▶ Do this
In the records below, find each line with the word "text" and copy it.
+++ Task material +++
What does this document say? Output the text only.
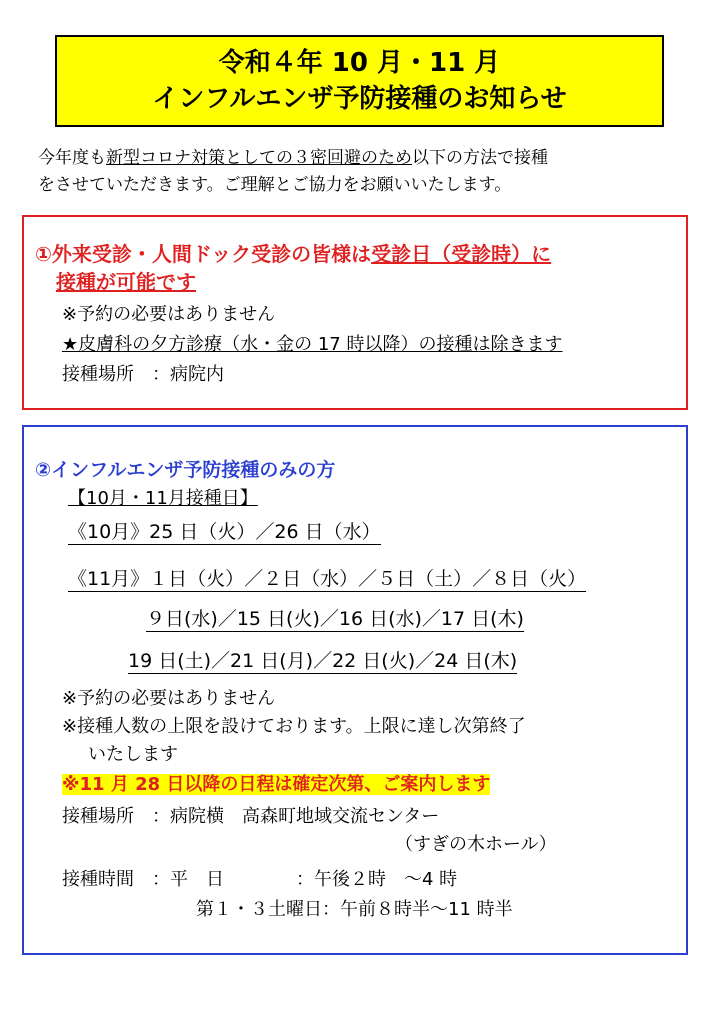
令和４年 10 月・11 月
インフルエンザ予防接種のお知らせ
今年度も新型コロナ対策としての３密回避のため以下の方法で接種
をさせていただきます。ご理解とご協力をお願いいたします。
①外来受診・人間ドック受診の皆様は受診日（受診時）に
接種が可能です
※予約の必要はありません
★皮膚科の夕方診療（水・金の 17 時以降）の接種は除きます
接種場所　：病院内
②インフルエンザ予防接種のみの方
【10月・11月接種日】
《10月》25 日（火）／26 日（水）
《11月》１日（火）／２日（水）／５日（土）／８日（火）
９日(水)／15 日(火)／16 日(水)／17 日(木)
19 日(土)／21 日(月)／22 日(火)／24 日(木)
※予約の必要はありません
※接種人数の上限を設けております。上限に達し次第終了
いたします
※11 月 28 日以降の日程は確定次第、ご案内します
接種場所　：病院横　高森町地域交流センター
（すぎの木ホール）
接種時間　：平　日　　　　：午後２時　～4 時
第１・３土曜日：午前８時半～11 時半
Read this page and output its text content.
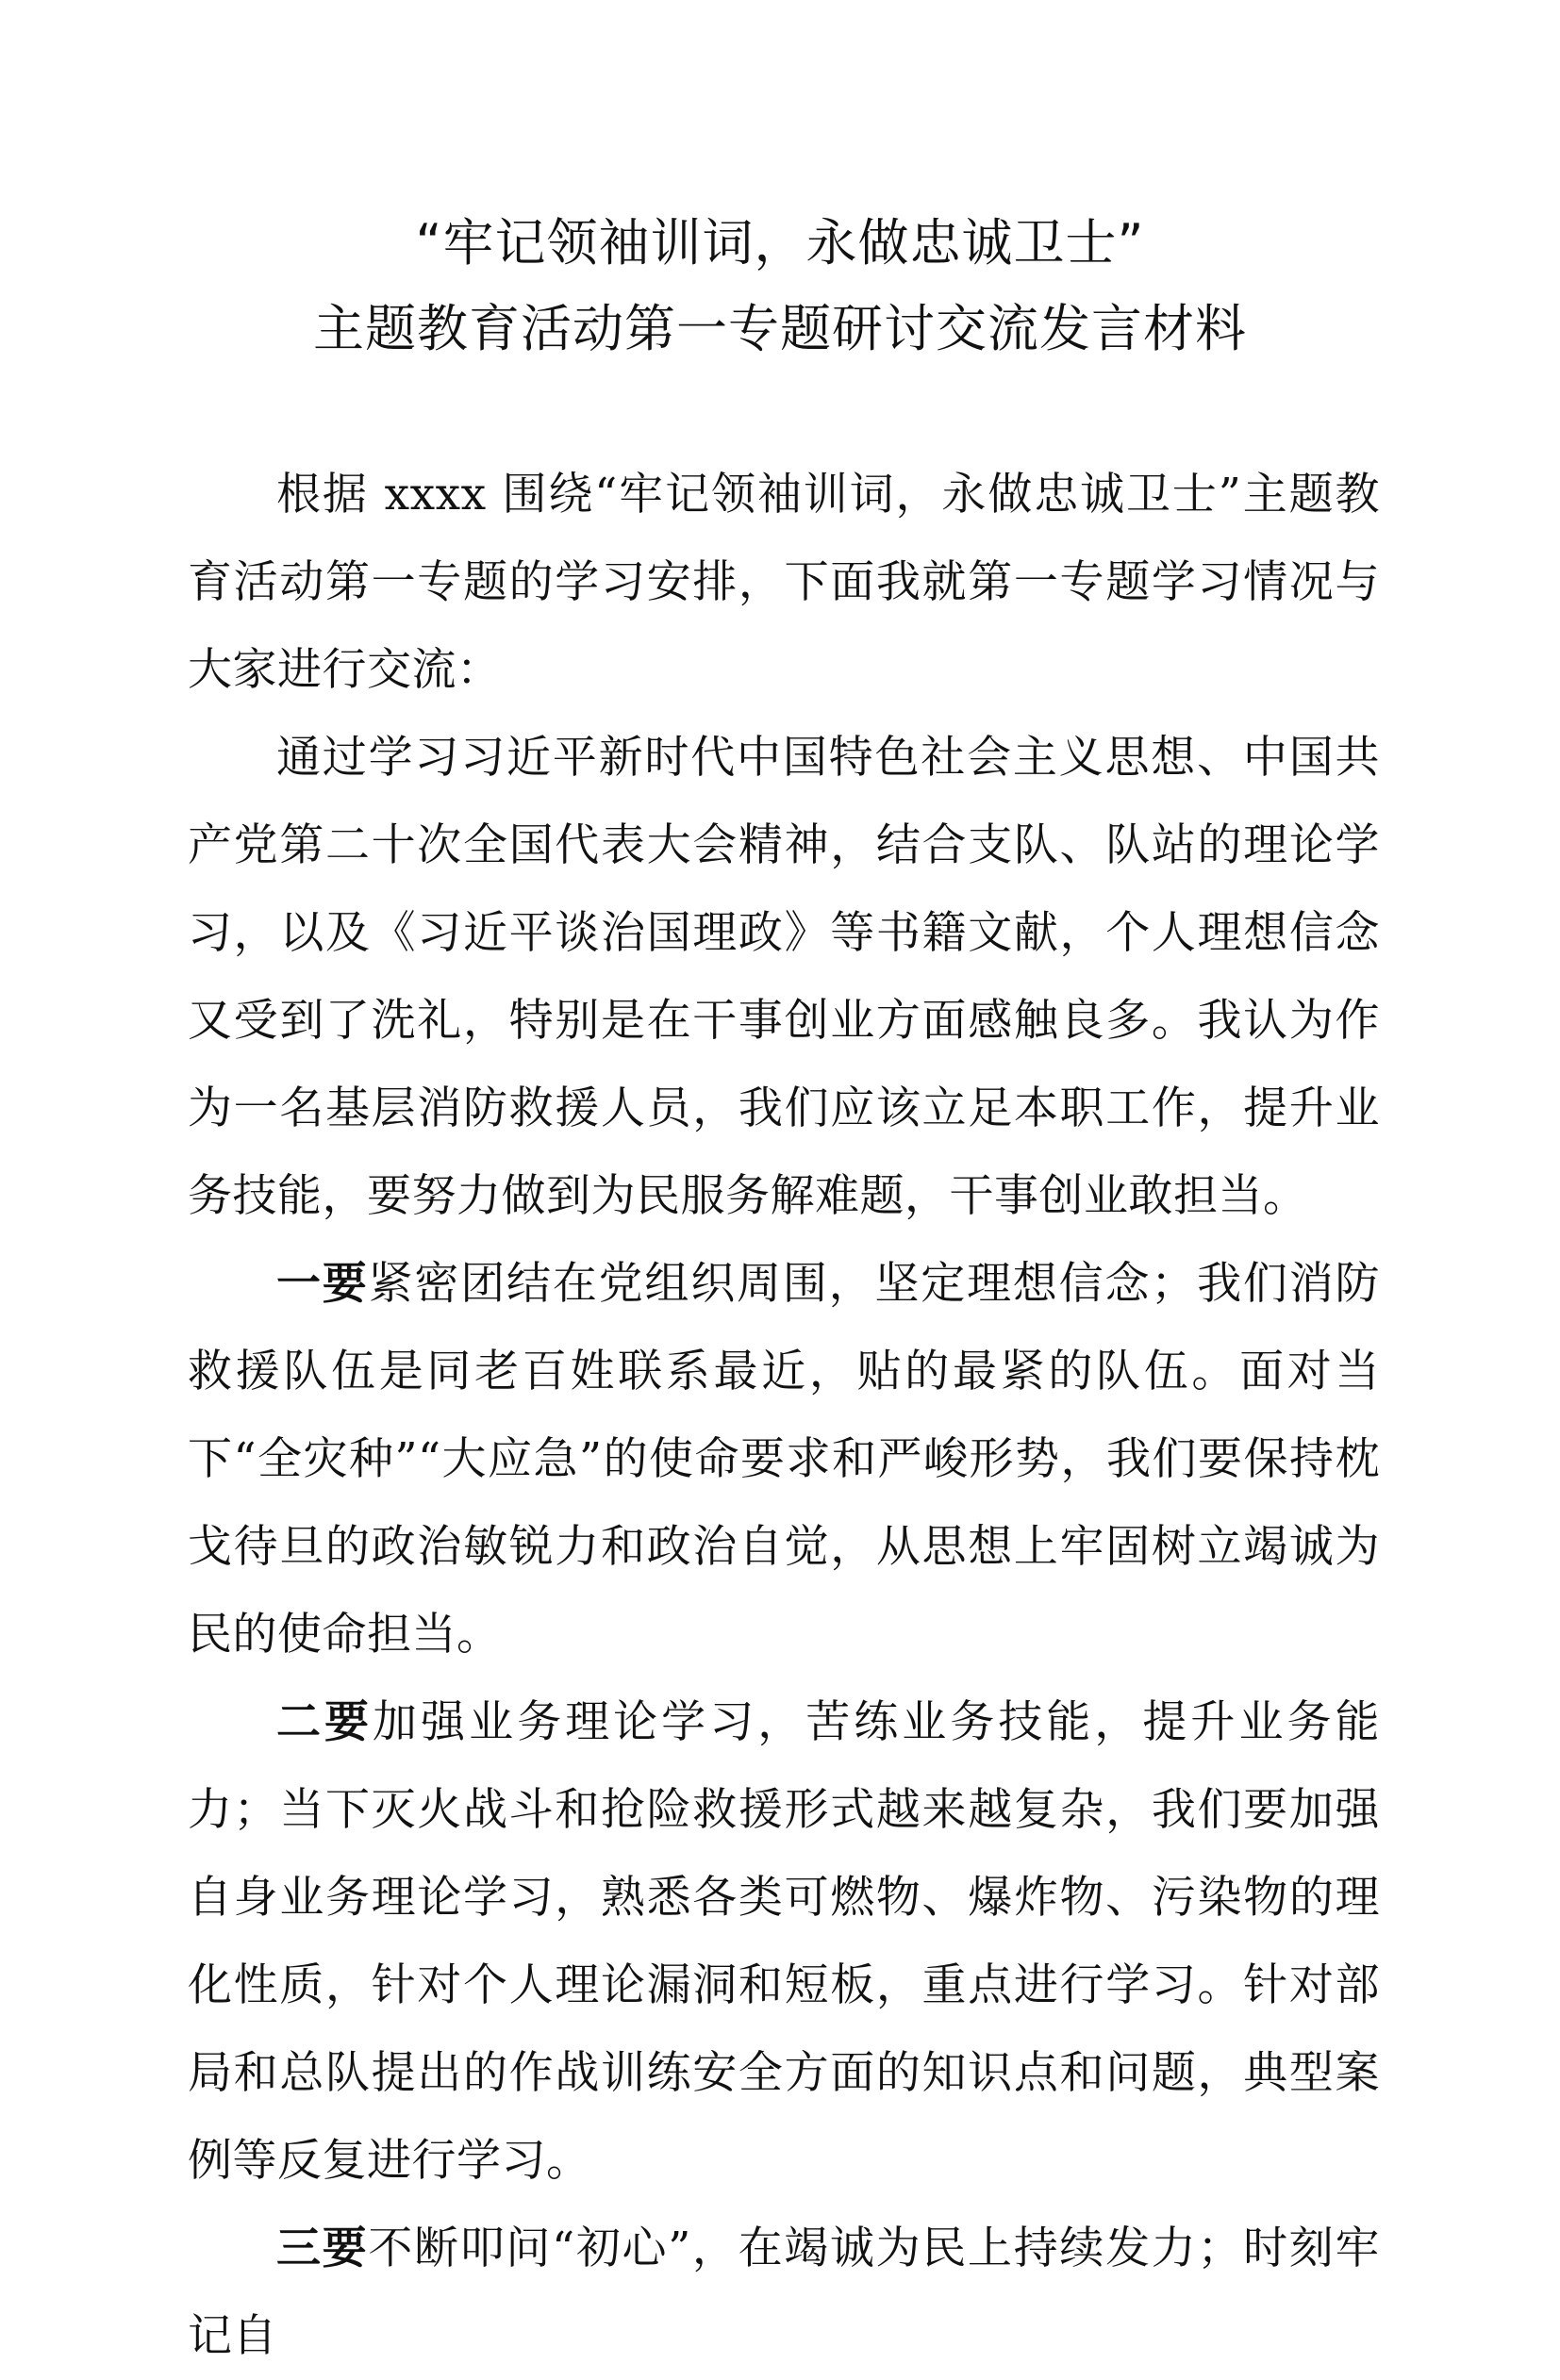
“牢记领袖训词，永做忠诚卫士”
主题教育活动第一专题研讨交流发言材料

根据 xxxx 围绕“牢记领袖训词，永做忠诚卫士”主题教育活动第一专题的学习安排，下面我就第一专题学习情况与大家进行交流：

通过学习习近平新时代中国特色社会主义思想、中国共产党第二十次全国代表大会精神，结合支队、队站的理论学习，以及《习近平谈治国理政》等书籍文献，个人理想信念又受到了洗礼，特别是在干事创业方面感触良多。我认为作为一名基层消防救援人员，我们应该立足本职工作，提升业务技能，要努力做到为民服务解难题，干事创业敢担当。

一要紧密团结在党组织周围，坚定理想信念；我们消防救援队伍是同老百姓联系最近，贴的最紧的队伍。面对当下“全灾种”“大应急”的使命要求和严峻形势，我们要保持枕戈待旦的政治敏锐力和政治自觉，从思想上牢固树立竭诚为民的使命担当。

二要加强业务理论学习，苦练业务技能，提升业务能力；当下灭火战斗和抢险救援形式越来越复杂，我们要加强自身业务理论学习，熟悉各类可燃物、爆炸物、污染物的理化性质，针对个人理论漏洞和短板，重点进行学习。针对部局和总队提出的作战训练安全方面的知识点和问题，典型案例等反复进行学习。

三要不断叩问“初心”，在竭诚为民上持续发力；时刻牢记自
+++
▶ Task output
What does this document say? Output the text only.
Read this page and output its text content.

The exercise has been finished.